-- START --
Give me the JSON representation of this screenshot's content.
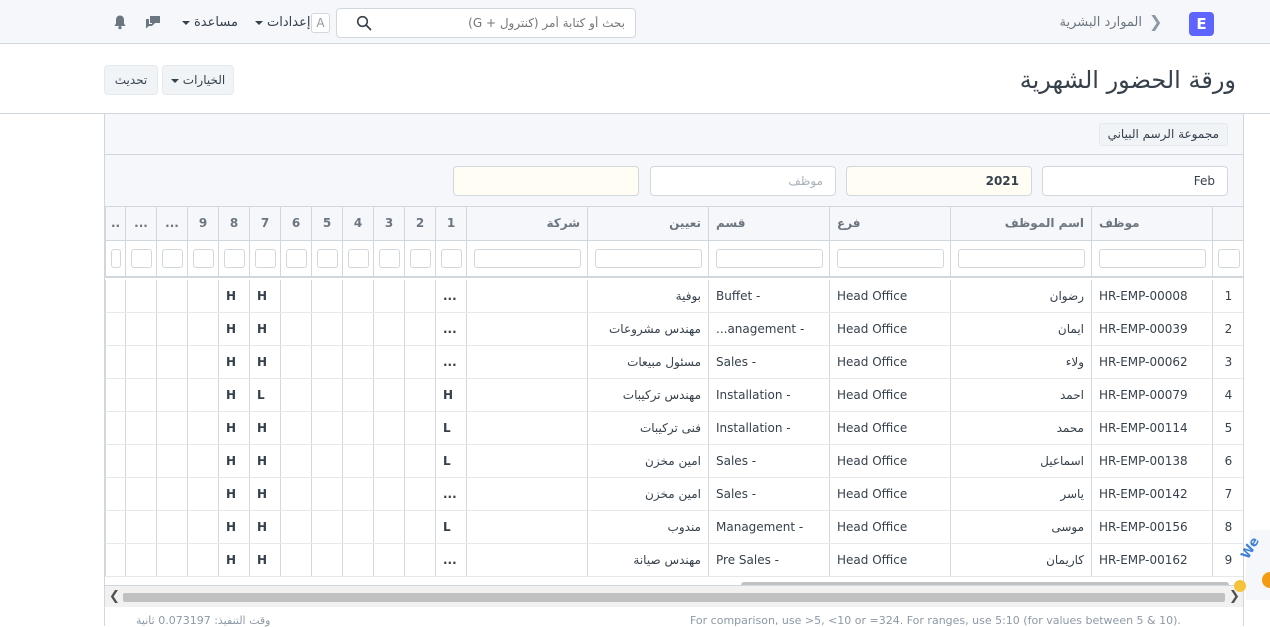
{
  "navbar": {
    "logo": "E",
    "breadcrumb": "الموارد البشرية",
    "search_placeholder": "بحث أو كتابة أمر (كنترول + G)",
    "avatar": "A",
    "settings": "إعدادات",
    "help": "مساعدة"
  },
  "page": {
    "title": "ورقة الحضور الشهرية",
    "options_btn": "الخيارات",
    "refresh_btn": "تحديث"
  },
  "report": {
    "chart_btn": "مجموعة الرسم البياني",
    "filters": {
      "month": "Feb",
      "year": "2021",
      "employee_placeholder": "موظف"
    },
    "columns": [
      "موظف",
      "اسم الموظف",
      "فرع",
      "قسم",
      "تعيين",
      "شركة",
      "1",
      "2",
      "3",
      "4",
      "5",
      "6",
      "7",
      "8",
      "9",
      "...",
      "...",
      ".."
    ],
    "rows": [
      {
        "n": "1",
        "emp": "HR-EMP-00008",
        "name": "رضوان",
        "branch": "Head Office",
        "dept": "Buffet -",
        "desig": "بوفية",
        "d1": "...",
        "d7": "H",
        "d8": "H"
      },
      {
        "n": "2",
        "emp": "HR-EMP-00039",
        "name": "ايمان",
        "branch": "Head Office",
        "dept": "...anagement -",
        "desig": "مهندس مشروعات",
        "d1": "...",
        "d7": "H",
        "d8": "H"
      },
      {
        "n": "3",
        "emp": "HR-EMP-00062",
        "name": "ولاء",
        "branch": "Head Office",
        "dept": "Sales -",
        "desig": "مسئول مبيعات",
        "d1": "...",
        "d7": "H",
        "d8": "H"
      },
      {
        "n": "4",
        "emp": "HR-EMP-00079",
        "name": "احمد",
        "branch": "Head Office",
        "dept": "Installation -",
        "desig": "مهندس تركيبات",
        "d1": "H",
        "d7": "L",
        "d8": "H"
      },
      {
        "n": "5",
        "emp": "HR-EMP-00114",
        "name": "محمد",
        "branch": "Head Office",
        "dept": "Installation -",
        "desig": "فنى تركيبات",
        "d1": "L",
        "d7": "H",
        "d8": "H"
      },
      {
        "n": "6",
        "emp": "HR-EMP-00138",
        "name": "اسماعيل",
        "branch": "Head Office",
        "dept": "Sales -",
        "desig": "امين مخزن",
        "d1": "L",
        "d7": "H",
        "d8": "H"
      },
      {
        "n": "7",
        "emp": "HR-EMP-00142",
        "name": "ياسر",
        "branch": "Head Office",
        "dept": "Sales -",
        "desig": "امين مخزن",
        "d1": "...",
        "d7": "H",
        "d8": "H"
      },
      {
        "n": "8",
        "emp": "HR-EMP-00156",
        "name": "موسى",
        "branch": "Head Office",
        "dept": "Management -",
        "desig": "مندوب",
        "d1": "L",
        "d7": "H",
        "d8": "H"
      },
      {
        "n": "9",
        "emp": "HR-EMP-00162",
        "name": "كاريمان",
        "branch": "Head Office",
        "dept": "Pre Sales -",
        "desig": "مهندس صيانة",
        "d1": "...",
        "d7": "H",
        "d8": "H"
      }
    ]
  },
  "footer": {
    "exec_time": "وقت التنفيذ: 0.073197 ثانية",
    "hint": "For comparison, use >5, <10 or =324. For ranges, use 5:10 (for values between 5 & 10)."
  }
}
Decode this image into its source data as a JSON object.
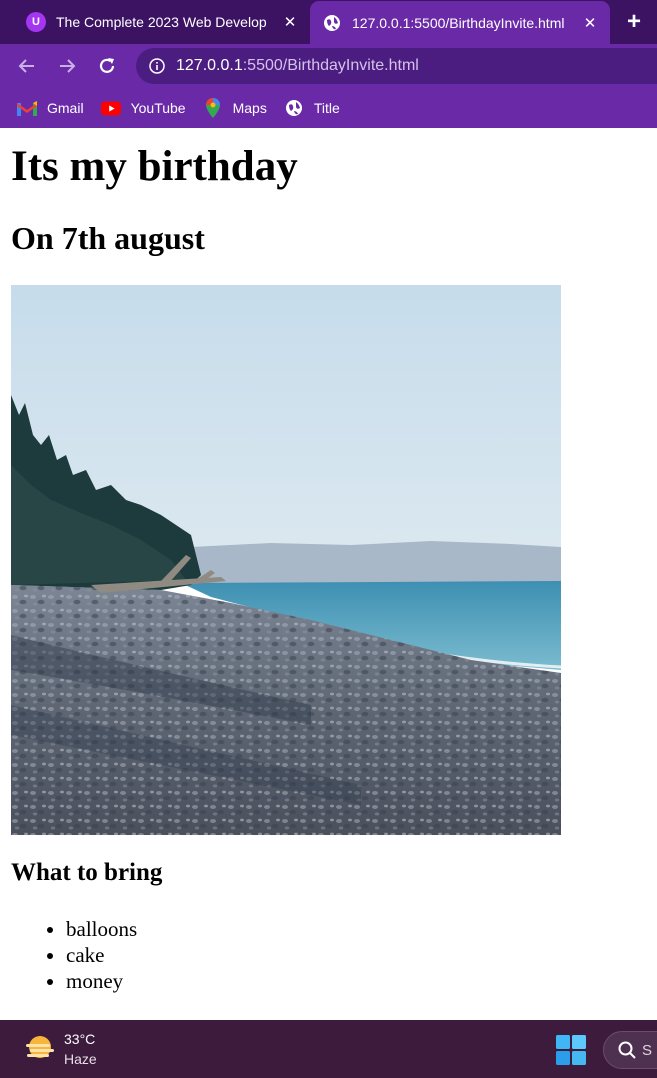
{
  "browser": {
    "tabs": [
      {
        "title": "The Complete 2023 Web Develop",
        "favicon": "udemy-icon",
        "active": false
      },
      {
        "title": "127.0.0.1:5500/BirthdayInvite.html",
        "favicon": "globe-icon",
        "active": true
      }
    ],
    "address": {
      "host": "127.0.0.1",
      "rest": ":5500/BirthdayInvite.html"
    },
    "bookmarks": [
      {
        "label": "Gmail",
        "icon": "gmail-icon"
      },
      {
        "label": "YouTube",
        "icon": "youtube-icon"
      },
      {
        "label": "Maps",
        "icon": "maps-icon"
      },
      {
        "label": "Title",
        "icon": "globe-icon"
      }
    ],
    "colors": {
      "tabstrip": "#3c1263",
      "toolbar": "#6a2aa8"
    }
  },
  "page": {
    "heading": "Its my birthday",
    "subheading": "On 7th august",
    "image": {
      "subject": "pebble beach with sea and trees"
    },
    "list_heading": "What to bring",
    "items": [
      "balloons",
      "cake",
      "money"
    ]
  },
  "taskbar": {
    "weather_temp": "33°C",
    "weather_desc": "Haze",
    "search_text": "S"
  }
}
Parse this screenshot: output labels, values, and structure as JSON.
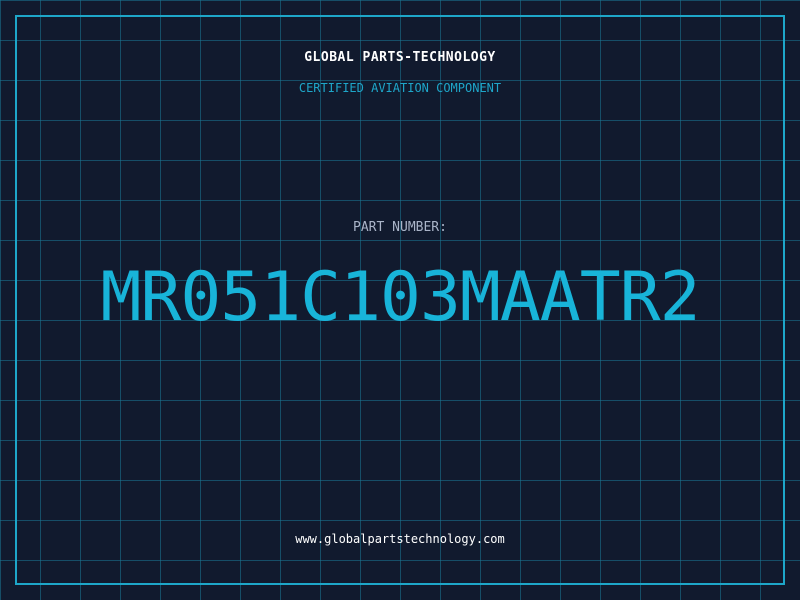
{
  "card": {
    "company_name": "GLOBAL PARTS-TECHNOLOGY",
    "tagline": "CERTIFIED AVIATION COMPONENT",
    "part_label": "PART NUMBER:",
    "part_number": "MR051C103MAATR2",
    "website": "www.globalpartstechnology.com"
  },
  "colors": {
    "background": "#111a2e",
    "grid": "#1a7896",
    "accent": "#1ea6c9",
    "text_primary": "#ffffff",
    "text_muted": "#aab4c8"
  }
}
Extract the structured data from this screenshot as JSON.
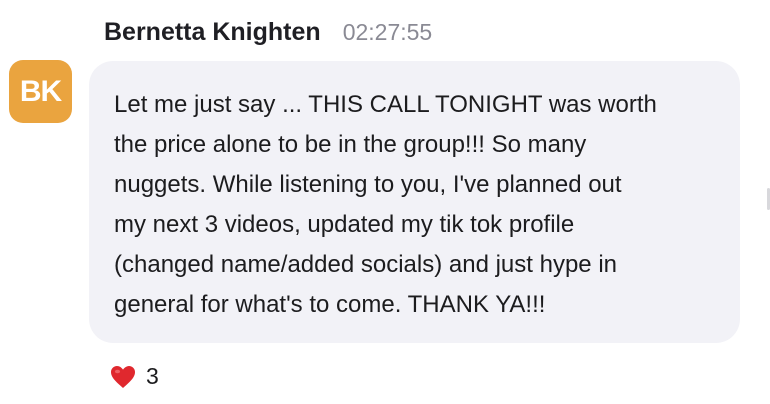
{
  "message": {
    "avatar_initials": "BK",
    "author": "Bernetta Knighten",
    "timestamp": "02:27:55",
    "text": "Let me just say ... THIS CALL TONIGHT was worth\nthe price alone to be in the group!!! So many\nnuggets. While listening to you, I've planned out\nmy next 3 videos, updated my tik tok profile\n(changed name/added socials) and just hype in\ngeneral for what's to come. THANK YA!!!",
    "reaction": {
      "icon": "red-heart-icon",
      "count": "3"
    }
  },
  "colors": {
    "avatar_bg": "#eaa43f",
    "bubble_bg": "#f2f2f7",
    "timestamp": "#8a8a94",
    "heart": "#e0282e"
  }
}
-- END --
SET PROBLEM: Reply with nothing except the number of lines in the listing above that include the string "data".

EXERCISE OUTPUT: 2